-- Start Data to use --

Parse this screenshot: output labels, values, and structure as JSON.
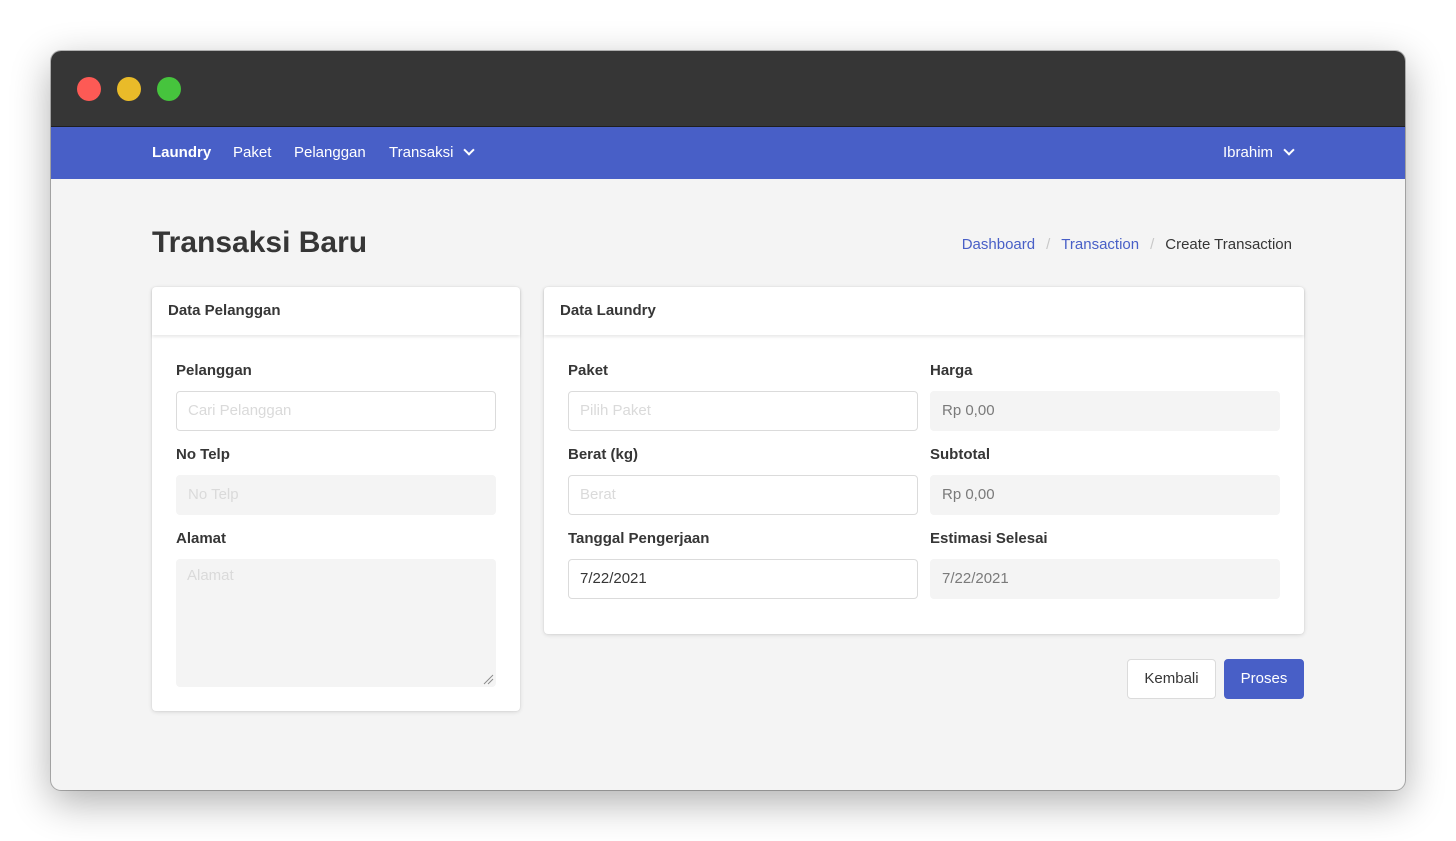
{
  "navbar": {
    "brand": "Laundry",
    "items": [
      "Paket",
      "Pelanggan",
      "Transaksi"
    ],
    "user": "Ibrahim",
    "color": "#485fc7"
  },
  "page": {
    "title": "Transaksi Baru",
    "breadcrumb": [
      "Dashboard",
      "Transaction",
      "Create Transaction"
    ]
  },
  "customer_card": {
    "title": "Data Pelanggan",
    "pelanggan_label": "Pelanggan",
    "pelanggan_placeholder": "Cari Pelanggan",
    "telp_label": "No Telp",
    "telp_placeholder": "No Telp",
    "alamat_label": "Alamat",
    "alamat_placeholder": "Alamat"
  },
  "laundry_card": {
    "title": "Data Laundry",
    "paket_label": "Paket",
    "paket_placeholder": "Pilih Paket",
    "harga_label": "Harga",
    "harga_value": "Rp 0,00",
    "berat_label": "Berat (kg)",
    "berat_placeholder": "Berat",
    "subtotal_label": "Subtotal",
    "subtotal_value": "Rp 0,00",
    "tanggal_label": "Tanggal Pengerjaan",
    "tanggal_value": "7/22/2021",
    "estimasi_label": "Estimasi Selesai",
    "estimasi_value": "7/22/2021"
  },
  "actions": {
    "back": "Kembali",
    "submit": "Proses"
  }
}
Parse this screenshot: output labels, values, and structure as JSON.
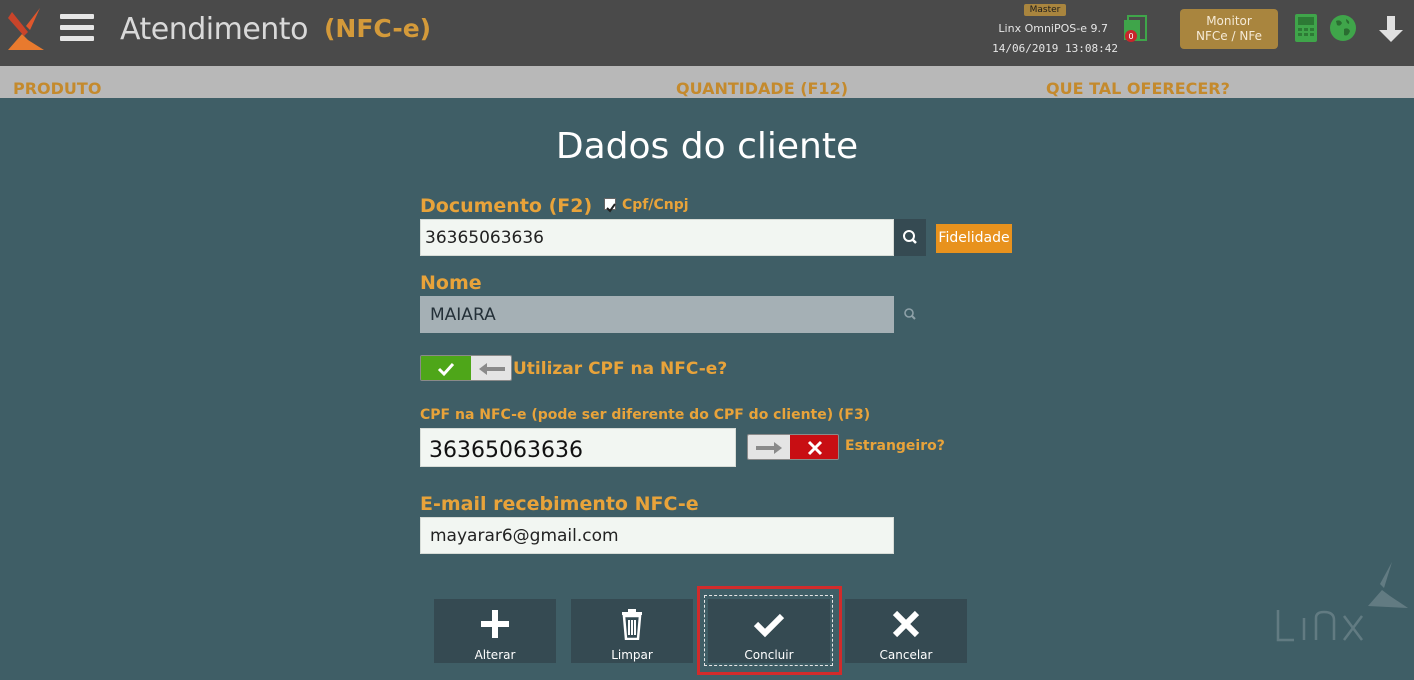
{
  "header": {
    "title": "Atendimento",
    "subtitle": "(NFC-e)",
    "badge": "Master",
    "version": "Linx OmniPOS-e  9.7",
    "datetime": "14/06/2019 13:08:42",
    "monitor_button": {
      "line1": "Monitor",
      "line2": "NFCe / NFe"
    },
    "icons": [
      "app-logo-icon",
      "hamburger-menu-icon",
      "document-alert-icon",
      "pos-terminal-icon",
      "globe-icon",
      "download-arrow-icon"
    ],
    "doc_badge_count": "0",
    "accent_color": "#d49a3a"
  },
  "columns": {
    "produto": "PRODUTO",
    "quantidade": "QUANTIDADE (F12)",
    "oferecer": "QUE TAL OFERECER?"
  },
  "dialog": {
    "title": "Dados do cliente",
    "documento": {
      "label": "Documento (F2)",
      "checkbox_label": "Cpf/Cnpj",
      "checkbox_checked": true,
      "value": "36365063636",
      "fidelidade_label": "Fidelidade"
    },
    "nome": {
      "label": "Nome",
      "value": "MAIARA"
    },
    "usar_cpf": {
      "label": "Utilizar CPF na NFC-e?",
      "enabled": true
    },
    "cpf_nfce": {
      "label": "CPF na NFC-e (pode ser diferente do CPF do cliente) (F3)",
      "value": "36365063636",
      "estrangeiro_label": "Estrangeiro?",
      "estrangeiro_enabled": false
    },
    "email": {
      "label": "E-mail recebimento NFC-e",
      "value": "mayarar6@gmail.com"
    }
  },
  "actions": {
    "alterar": "Alterar",
    "limpar": "Limpar",
    "concluir": "Concluir",
    "cancelar": "Cancelar"
  },
  "colors": {
    "background": "#3f5e66",
    "topbar": "#4a4a4a",
    "label": "#e8a33a",
    "button": "#354a52",
    "fidelidade": "#e8921d",
    "focus": "#d22b2b"
  }
}
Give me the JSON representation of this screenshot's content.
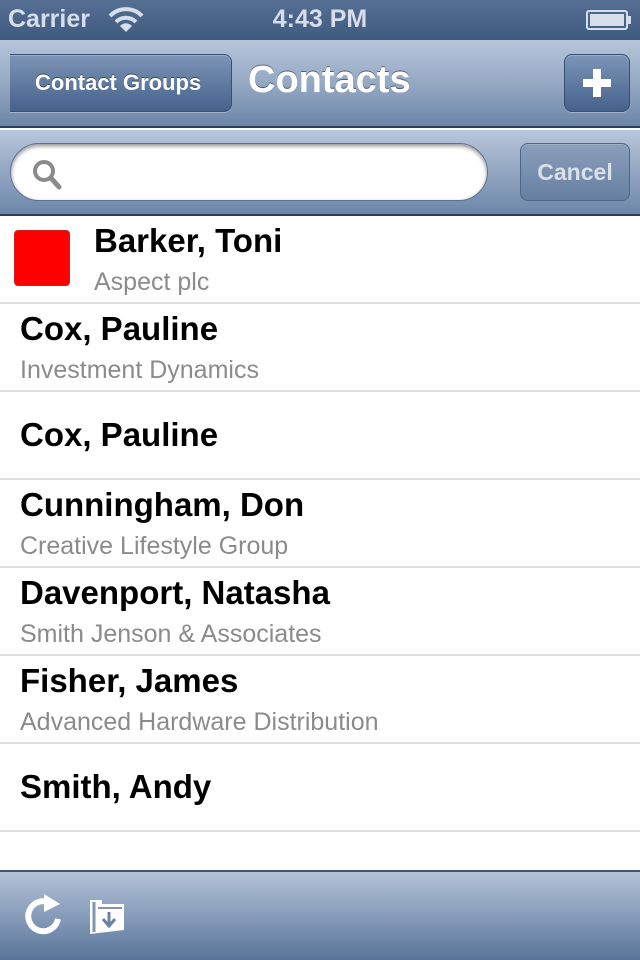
{
  "status_bar": {
    "carrier": "Carrier",
    "time": "4:43 PM",
    "icons": [
      "wifi-icon",
      "battery-icon"
    ]
  },
  "nav_bar": {
    "back_label": "Contact Groups",
    "title": "Contacts",
    "add_icon": "plus-icon"
  },
  "search": {
    "value": "",
    "placeholder": "",
    "cancel_label": "Cancel",
    "icon": "search-icon"
  },
  "contacts": [
    {
      "name": "Barker, Toni",
      "company": "Aspect plc",
      "thumb_color": "#ff0000"
    },
    {
      "name": "Cox, Pauline",
      "company": "Investment Dynamics"
    },
    {
      "name": "Cox, Pauline",
      "company": ""
    },
    {
      "name": "Cunningham, Don",
      "company": "Creative Lifestyle Group"
    },
    {
      "name": "Davenport, Natasha",
      "company": "Smith Jenson & Associates"
    },
    {
      "name": "Fisher, James",
      "company": "Advanced Hardware Distribution"
    },
    {
      "name": "Smith, Andy",
      "company": ""
    }
  ],
  "toolbar": {
    "items": [
      "refresh-icon",
      "folder-download-icon"
    ]
  },
  "colors": {
    "bar_blue": "#566f93",
    "thumb_red": "#ff0000",
    "secondary_text": "#8b8b8b"
  }
}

-- End Data to use --

• Your task:
Every record above must be given again exactly; drop the pictures.

• Complete output:
Parse this screenshot: output labels, values, and structure as JSON.
{
  "navbar": {
    "brand": "Laundry",
    "items": [
      "Paket",
      "Pelanggan",
      "Transaksi"
    ],
    "user": "Ibrahim",
    "color": "#485fc7"
  },
  "page": {
    "title": "Transaksi Baru",
    "breadcrumb": [
      "Dashboard",
      "Transaction",
      "Create Transaction"
    ]
  },
  "customer_card": {
    "title": "Data Pelanggan",
    "pelanggan_label": "Pelanggan",
    "pelanggan_placeholder": "Cari Pelanggan",
    "telp_label": "No Telp",
    "telp_placeholder": "No Telp",
    "alamat_label": "Alamat",
    "alamat_placeholder": "Alamat"
  },
  "laundry_card": {
    "title": "Data Laundry",
    "paket_label": "Paket",
    "paket_placeholder": "Pilih Paket",
    "harga_label": "Harga",
    "harga_value": "Rp 0,00",
    "berat_label": "Berat (kg)",
    "berat_placeholder": "Berat",
    "subtotal_label": "Subtotal",
    "subtotal_value": "Rp 0,00",
    "tanggal_label": "Tanggal Pengerjaan",
    "tanggal_value": "7/22/2021",
    "estimasi_label": "Estimasi Selesai",
    "estimasi_value": "7/22/2021"
  },
  "actions": {
    "back": "Kembali",
    "submit": "Proses"
  }
}
Parse this screenshot: output labels, values, and structure as JSON.
{
  "header": {
    "title": "Atendimento",
    "subtitle": "(NFC-e)",
    "badge": "Master",
    "version": "Linx OmniPOS-e  9.7",
    "datetime": "14/06/2019 13:08:42",
    "monitor_button": {
      "line1": "Monitor",
      "line2": "NFCe / NFe"
    },
    "icons": [
      "app-logo-icon",
      "hamburger-menu-icon",
      "document-alert-icon",
      "pos-terminal-icon",
      "globe-icon",
      "download-arrow-icon"
    ],
    "doc_badge_count": "0",
    "accent_color": "#d49a3a"
  },
  "columns": {
    "produto": "PRODUTO",
    "quantidade": "QUANTIDADE (F12)",
    "oferecer": "QUE TAL OFERECER?"
  },
  "dialog": {
    "title": "Dados do cliente",
    "documento": {
      "label": "Documento (F2)",
      "checkbox_label": "Cpf/Cnpj",
      "checkbox_checked": true,
      "value": "36365063636",
      "fidelidade_label": "Fidelidade"
    },
    "nome": {
      "label": "Nome",
      "value": "MAIARA"
    },
    "usar_cpf": {
      "label": "Utilizar CPF na NFC-e?",
      "enabled": true
    },
    "cpf_nfce": {
      "label": "CPF na NFC-e (pode ser diferente do CPF do cliente) (F3)",
      "value": "36365063636",
      "estrangeiro_label": "Estrangeiro?",
      "estrangeiro_enabled": false
    },
    "email": {
      "label": "E-mail recebimento NFC-e",
      "value": "mayarar6@gmail.com"
    }
  },
  "actions": {
    "alterar": "Alterar",
    "limpar": "Limpar",
    "concluir": "Concluir",
    "cancelar": "Cancelar"
  },
  "colors": {
    "background": "#3f5e66",
    "topbar": "#4a4a4a",
    "label": "#e8a33a",
    "button": "#354a52",
    "fidelidade": "#e8921d",
    "focus": "#d22b2b"
  }
}
Give me the JSON representation of this screenshot's content.
{
  "status_bar": {
    "carrier": "Carrier",
    "time": "4:43 PM",
    "icons": [
      "wifi-icon",
      "battery-icon"
    ]
  },
  "nav_bar": {
    "back_label": "Contact Groups",
    "title": "Contacts",
    "add_icon": "plus-icon"
  },
  "search": {
    "value": "",
    "placeholder": "",
    "cancel_label": "Cancel",
    "icon": "search-icon"
  },
  "contacts": [
    {
      "name": "Barker, Toni",
      "company": "Aspect plc",
      "thumb_color": "#ff0000"
    },
    {
      "name": "Cox, Pauline",
      "company": "Investment Dynamics"
    },
    {
      "name": "Cox, Pauline",
      "company": ""
    },
    {
      "name": "Cunningham, Don",
      "company": "Creative Lifestyle Group"
    },
    {
      "name": "Davenport, Natasha",
      "company": "Smith Jenson & Associates"
    },
    {
      "name": "Fisher, James",
      "company": "Advanced Hardware Distribution"
    },
    {
      "name": "Smith, Andy",
      "company": ""
    }
  ],
  "toolbar": {
    "items": [
      "refresh-icon",
      "folder-download-icon"
    ]
  },
  "colors": {
    "bar_blue": "#566f93",
    "thumb_red": "#ff0000",
    "secondary_text": "#8b8b8b"
  }
}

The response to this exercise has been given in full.